What the exercise asks: Locate the word "left" in the data below, then copy every line that holds it.

Information given:
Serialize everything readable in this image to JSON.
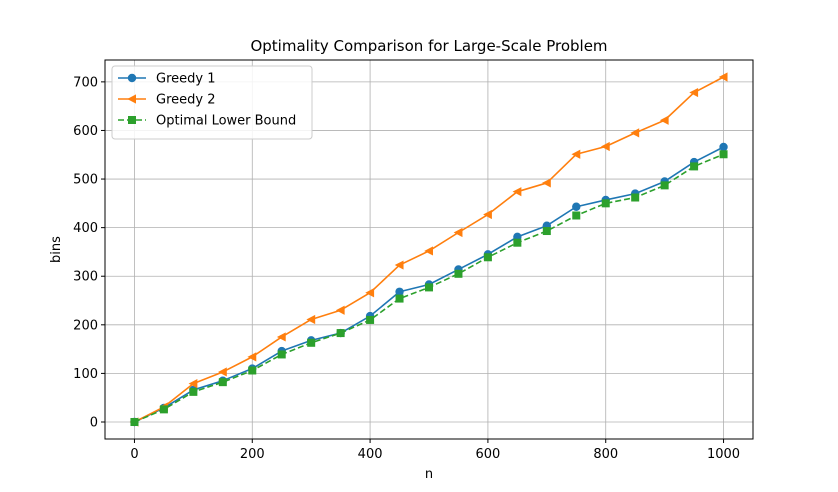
{
  "chart_data": {
    "type": "line",
    "title": "Optimality Comparison for Large-Scale Problem",
    "xlabel": "n",
    "ylabel": "bins",
    "xlim": [
      -50,
      1050
    ],
    "ylim": [
      -35,
      745
    ],
    "xticks": [
      0,
      200,
      400,
      600,
      800,
      1000
    ],
    "yticks": [
      0,
      100,
      200,
      300,
      400,
      500,
      600,
      700
    ],
    "grid": true,
    "legend_position": "upper left",
    "x": [
      0,
      50,
      100,
      150,
      200,
      250,
      300,
      350,
      400,
      450,
      500,
      550,
      600,
      650,
      700,
      750,
      800,
      850,
      900,
      950,
      1000
    ],
    "series": [
      {
        "name": "Greedy 1",
        "color": "#1f77b4",
        "marker": "circle",
        "linestyle": "solid",
        "values": [
          0,
          29,
          66,
          85,
          110,
          146,
          168,
          183,
          218,
          268,
          283,
          314,
          345,
          381,
          404,
          443,
          457,
          470,
          495,
          535,
          566
        ]
      },
      {
        "name": "Greedy 2",
        "color": "#ff7f0e",
        "marker": "triangle-left",
        "linestyle": "solid",
        "values": [
          0,
          31,
          79,
          103,
          134,
          175,
          211,
          230,
          266,
          323,
          352,
          390,
          427,
          474,
          492,
          551,
          567,
          595,
          621,
          678,
          710
        ]
      },
      {
        "name": "Optimal Lower Bound",
        "color": "#2ca02c",
        "marker": "square",
        "linestyle": "dashed",
        "values": [
          0,
          26,
          62,
          82,
          106,
          139,
          163,
          183,
          210,
          254,
          277,
          305,
          339,
          369,
          393,
          425,
          450,
          462,
          487,
          526,
          551
        ]
      }
    ]
  }
}
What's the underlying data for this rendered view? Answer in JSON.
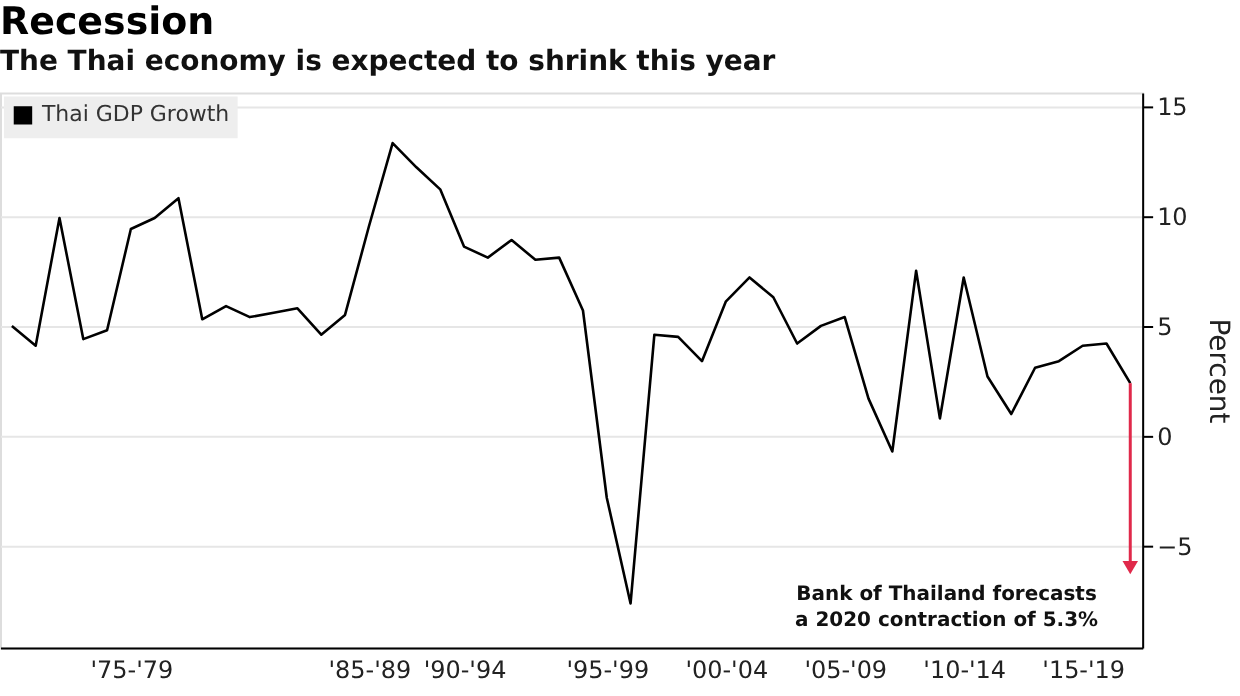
{
  "chart_data": {
    "type": "line",
    "title": "Recession",
    "subtitle": "The Thai economy is expected to shrink this year",
    "ylabel": "Percent",
    "categories": [
      null,
      null,
      null,
      null,
      null,
      "'75-'79",
      null,
      null,
      null,
      null,
      null,
      null,
      null,
      null,
      null,
      "'85-'89",
      null,
      null,
      null,
      "'90-'94",
      null,
      null,
      null,
      null,
      null,
      "'95-'99",
      null,
      null,
      null,
      null,
      "'00-'04",
      null,
      null,
      null,
      null,
      "'05-'09",
      null,
      null,
      null,
      null,
      "'10-'14",
      null,
      null,
      null,
      null,
      "'15-'19",
      null,
      null
    ],
    "series": [
      {
        "name": "Thai GDP Growth",
        "color": "#000000",
        "values": [
          5.0,
          4.1,
          9.9,
          4.4,
          4.8,
          9.4,
          9.9,
          10.8,
          5.3,
          5.9,
          5.4,
          5.6,
          5.8,
          4.6,
          5.5,
          9.5,
          13.3,
          12.2,
          11.2,
          8.6,
          8.1,
          8.9,
          8.0,
          8.1,
          5.7,
          -2.8,
          -7.6,
          4.6,
          4.5,
          3.4,
          6.1,
          7.2,
          6.3,
          4.2,
          5.0,
          5.4,
          1.7,
          -0.7,
          7.5,
          0.8,
          7.2,
          2.7,
          1.0,
          3.1,
          3.4,
          4.1,
          4.2,
          2.4
        ]
      }
    ],
    "ylim": [
      -9.6,
      15.6
    ],
    "yticks": [
      -5,
      0,
      5,
      10,
      15
    ],
    "grid": "y",
    "legend": "top left",
    "line_style": "solid",
    "marker": "none",
    "annotations": [
      "Bank of Thailand forecasts\na 2020 contraction of 5.3%"
    ]
  }
}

Worked answer:
    "legend_position": "upper left",
        "marker": "triangle-left",
    "legend": "top left",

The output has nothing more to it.